▸ Data for the task
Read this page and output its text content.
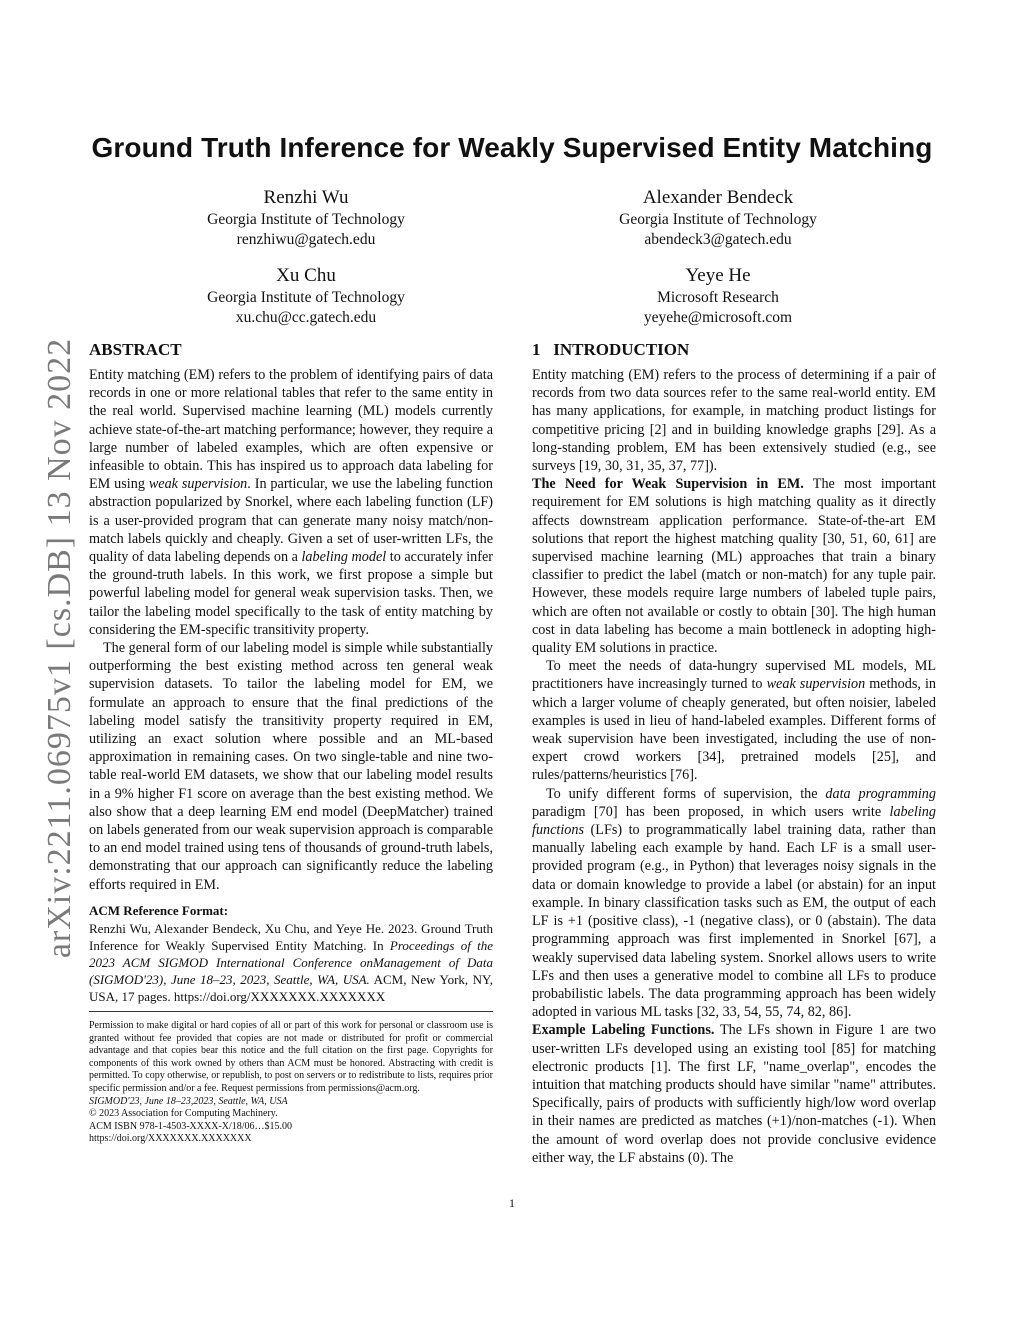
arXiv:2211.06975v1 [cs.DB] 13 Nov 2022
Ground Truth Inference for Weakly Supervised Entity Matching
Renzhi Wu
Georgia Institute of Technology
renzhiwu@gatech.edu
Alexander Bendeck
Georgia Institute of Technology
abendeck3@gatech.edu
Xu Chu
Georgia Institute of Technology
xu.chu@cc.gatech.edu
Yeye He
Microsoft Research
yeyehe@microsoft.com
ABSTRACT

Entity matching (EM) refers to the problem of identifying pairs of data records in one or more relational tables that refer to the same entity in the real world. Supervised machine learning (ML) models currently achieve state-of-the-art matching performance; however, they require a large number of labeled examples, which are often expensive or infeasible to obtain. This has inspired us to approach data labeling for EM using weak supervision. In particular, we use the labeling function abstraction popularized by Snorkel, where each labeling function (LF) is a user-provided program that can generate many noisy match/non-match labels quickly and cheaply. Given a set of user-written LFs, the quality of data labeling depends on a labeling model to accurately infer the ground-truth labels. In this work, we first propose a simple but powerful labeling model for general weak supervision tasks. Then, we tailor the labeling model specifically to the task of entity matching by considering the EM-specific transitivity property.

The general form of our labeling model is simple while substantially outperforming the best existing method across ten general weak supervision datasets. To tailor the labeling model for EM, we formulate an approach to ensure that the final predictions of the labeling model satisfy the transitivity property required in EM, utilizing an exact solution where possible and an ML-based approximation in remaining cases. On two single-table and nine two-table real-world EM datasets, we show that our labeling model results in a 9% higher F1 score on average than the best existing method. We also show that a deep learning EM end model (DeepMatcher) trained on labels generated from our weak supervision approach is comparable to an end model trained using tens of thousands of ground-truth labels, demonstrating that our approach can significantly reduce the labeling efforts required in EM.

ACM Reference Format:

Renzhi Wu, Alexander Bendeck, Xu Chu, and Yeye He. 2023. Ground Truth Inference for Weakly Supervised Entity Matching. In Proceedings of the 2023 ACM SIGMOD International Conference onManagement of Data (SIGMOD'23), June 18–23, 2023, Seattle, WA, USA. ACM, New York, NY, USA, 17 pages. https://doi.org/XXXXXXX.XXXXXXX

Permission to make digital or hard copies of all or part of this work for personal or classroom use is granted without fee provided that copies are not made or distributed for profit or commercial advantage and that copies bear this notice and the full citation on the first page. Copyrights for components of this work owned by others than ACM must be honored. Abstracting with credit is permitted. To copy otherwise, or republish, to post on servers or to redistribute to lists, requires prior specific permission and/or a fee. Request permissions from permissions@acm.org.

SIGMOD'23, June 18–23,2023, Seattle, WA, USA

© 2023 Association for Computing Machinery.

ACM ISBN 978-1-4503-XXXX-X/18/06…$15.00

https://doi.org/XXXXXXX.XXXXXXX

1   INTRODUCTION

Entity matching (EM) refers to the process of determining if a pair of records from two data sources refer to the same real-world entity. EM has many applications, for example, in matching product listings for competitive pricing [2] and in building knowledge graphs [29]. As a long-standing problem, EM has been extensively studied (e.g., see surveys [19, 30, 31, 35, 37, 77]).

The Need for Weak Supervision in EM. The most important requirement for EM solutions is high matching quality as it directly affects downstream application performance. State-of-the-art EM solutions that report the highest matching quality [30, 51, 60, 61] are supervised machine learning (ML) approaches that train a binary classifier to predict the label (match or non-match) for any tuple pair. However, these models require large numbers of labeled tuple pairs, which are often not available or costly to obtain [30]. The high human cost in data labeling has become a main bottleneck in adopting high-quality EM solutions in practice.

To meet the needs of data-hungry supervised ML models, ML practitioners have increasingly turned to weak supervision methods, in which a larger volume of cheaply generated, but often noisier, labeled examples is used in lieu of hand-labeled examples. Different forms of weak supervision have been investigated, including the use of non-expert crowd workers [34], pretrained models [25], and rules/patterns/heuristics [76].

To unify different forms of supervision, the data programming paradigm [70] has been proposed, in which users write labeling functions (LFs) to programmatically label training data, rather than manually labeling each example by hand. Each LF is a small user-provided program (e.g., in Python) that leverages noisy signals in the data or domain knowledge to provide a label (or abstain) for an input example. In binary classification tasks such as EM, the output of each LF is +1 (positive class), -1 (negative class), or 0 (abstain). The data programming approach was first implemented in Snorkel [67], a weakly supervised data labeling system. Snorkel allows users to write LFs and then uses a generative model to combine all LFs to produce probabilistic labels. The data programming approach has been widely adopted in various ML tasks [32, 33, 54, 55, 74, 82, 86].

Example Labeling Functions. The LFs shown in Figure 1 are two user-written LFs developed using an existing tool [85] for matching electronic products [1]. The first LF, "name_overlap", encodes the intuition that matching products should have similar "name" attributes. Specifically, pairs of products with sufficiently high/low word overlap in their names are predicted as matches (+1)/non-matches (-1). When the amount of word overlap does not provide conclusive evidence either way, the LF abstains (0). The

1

▸ Objective
Give the material again exactly as it is, but keep the pictures out.

▸ The solution
Read this page and output its text content.
arXiv:2211.06975v1 [cs.DB] 13 Nov 2022
Ground Truth Inference for Weakly Supervised Entity Matching
Renzhi Wu
Georgia Institute of Technology
renzhiwu@gatech.edu
Alexander Bendeck
Georgia Institute of Technology
abendeck3@gatech.edu
Xu Chu
Georgia Institute of Technology
xu.chu@cc.gatech.edu
Yeye He
Microsoft Research
yeyehe@microsoft.com
ABSTRACT

Entity matching (EM) refers to the problem of identifying pairs of data records in one or more relational tables that refer to the same entity in the real world. Supervised machine learning (ML) models currently achieve state-of-the-art matching performance; however, they require a large number of labeled examples, which are often expensive or infeasible to obtain. This has inspired us to approach data labeling for EM using weak supervision. In particular, we use the labeling function abstraction popularized by Snorkel, where each labeling function (LF) is a user-provided program that can generate many noisy match/non-match labels quickly and cheaply. Given a set of user-written LFs, the quality of data labeling depends on a labeling model to accurately infer the ground-truth labels. In this work, we first propose a simple but powerful labeling model for general weak supervision tasks. Then, we tailor the labeling model specifically to the task of entity matching by considering the EM-specific transitivity property.

The general form of our labeling model is simple while substantially outperforming the best existing method across ten general weak supervision datasets. To tailor the labeling model for EM, we formulate an approach to ensure that the final predictions of the labeling model satisfy the transitivity property required in EM, utilizing an exact solution where possible and an ML-based approximation in remaining cases. On two single-table and nine two-table real-world EM datasets, we show that our labeling model results in a 9% higher F1 score on average than the best existing method. We also show that a deep learning EM end model (DeepMatcher) trained on labels generated from our weak supervision approach is comparable to an end model trained using tens of thousands of ground-truth labels, demonstrating that our approach can significantly reduce the labeling efforts required in EM.

ACM Reference Format:

Renzhi Wu, Alexander Bendeck, Xu Chu, and Yeye He. 2023. Ground Truth Inference for Weakly Supervised Entity Matching. In Proceedings of the 2023 ACM SIGMOD International Conference onManagement of Data (SIGMOD'23), June 18–23, 2023, Seattle, WA, USA. ACM, New York, NY, USA, 17 pages. https://doi.org/XXXXXXX.XXXXXXX

Permission to make digital or hard copies of all or part of this work for personal or classroom use is granted without fee provided that copies are not made or distributed for profit or commercial advantage and that copies bear this notice and the full citation on the first page. Copyrights for components of this work owned by others than ACM must be honored. Abstracting with credit is permitted. To copy otherwise, or republish, to post on servers or to redistribute to lists, requires prior specific permission and/or a fee. Request permissions from permissions@acm.org.

SIGMOD'23, June 18–23,2023, Seattle, WA, USA

© 2023 Association for Computing Machinery.

ACM ISBN 978-1-4503-XXXX-X/18/06…$15.00

https://doi.org/XXXXXXX.XXXXXXX

1   INTRODUCTION

Entity matching (EM) refers to the process of determining if a pair of records from two data sources refer to the same real-world entity. EM has many applications, for example, in matching product listings for competitive pricing [2] and in building knowledge graphs [29]. As a long-standing problem, EM has been extensively studied (e.g., see surveys [19, 30, 31, 35, 37, 77]).

The Need for Weak Supervision in EM. The most important requirement for EM solutions is high matching quality as it directly affects downstream application performance. State-of-the-art EM solutions that report the highest matching quality [30, 51, 60, 61] are supervised machine learning (ML) approaches that train a binary classifier to predict the label (match or non-match) for any tuple pair. However, these models require large numbers of labeled tuple pairs, which are often not available or costly to obtain [30]. The high human cost in data labeling has become a main bottleneck in adopting high-quality EM solutions in practice.

To meet the needs of data-hungry supervised ML models, ML practitioners have increasingly turned to weak supervision methods, in which a larger volume of cheaply generated, but often noisier, labeled examples is used in lieu of hand-labeled examples. Different forms of weak supervision have been investigated, including the use of non-expert crowd workers [34], pretrained models [25], and rules/patterns/heuristics [76].

To unify different forms of supervision, the data programming paradigm [70] has been proposed, in which users write labeling functions (LFs) to programmatically label training data, rather than manually labeling each example by hand. Each LF is a small user-provided program (e.g., in Python) that leverages noisy signals in the data or domain knowledge to provide a label (or abstain) for an input example. In binary classification tasks such as EM, the output of each LF is +1 (positive class), -1 (negative class), or 0 (abstain). The data programming approach was first implemented in Snorkel [67], a weakly supervised data labeling system. Snorkel allows users to write LFs and then uses a generative model to combine all LFs to produce probabilistic labels. The data programming approach has been widely adopted in various ML tasks [32, 33, 54, 55, 74, 82, 86].

Example Labeling Functions. The LFs shown in Figure 1 are two user-written LFs developed using an existing tool [85] for matching electronic products [1]. The first LF, "name_overlap", encodes the intuition that matching products should have similar "name" attributes. Specifically, pairs of products with sufficiently high/low word overlap in their names are predicted as matches (+1)/non-matches (-1). When the amount of word overlap does not provide conclusive evidence either way, the LF abstains (0). The

1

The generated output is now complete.